=== Records shown ===
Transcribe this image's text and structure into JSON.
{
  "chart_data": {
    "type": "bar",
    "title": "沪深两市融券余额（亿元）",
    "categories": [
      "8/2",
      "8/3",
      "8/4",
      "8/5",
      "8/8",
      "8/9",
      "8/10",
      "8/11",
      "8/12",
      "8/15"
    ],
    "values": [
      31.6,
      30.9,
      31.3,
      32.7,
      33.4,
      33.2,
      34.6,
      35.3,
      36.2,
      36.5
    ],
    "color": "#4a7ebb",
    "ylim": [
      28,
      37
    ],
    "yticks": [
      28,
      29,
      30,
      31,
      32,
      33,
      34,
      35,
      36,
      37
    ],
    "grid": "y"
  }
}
===
* _Task prompt_
Produce a verbatim transcription of the entries above.

* _Result_
Transcribe this image's text and structure into JSON.
{
  "chart_data": {
    "type": "bar",
    "title": "沪深两市融券余额（亿元）",
    "categories": [
      "8/2",
      "8/3",
      "8/4",
      "8/5",
      "8/8",
      "8/9",
      "8/10",
      "8/11",
      "8/12",
      "8/15"
    ],
    "values": [
      31.6,
      30.9,
      31.3,
      32.7,
      33.4,
      33.2,
      34.6,
      35.3,
      36.2,
      36.5
    ],
    "color": "#4a7ebb",
    "ylim": [
      28,
      37
    ],
    "yticks": [
      28,
      29,
      30,
      31,
      32,
      33,
      34,
      35,
      36,
      37
    ],
    "grid": "y"
  }
}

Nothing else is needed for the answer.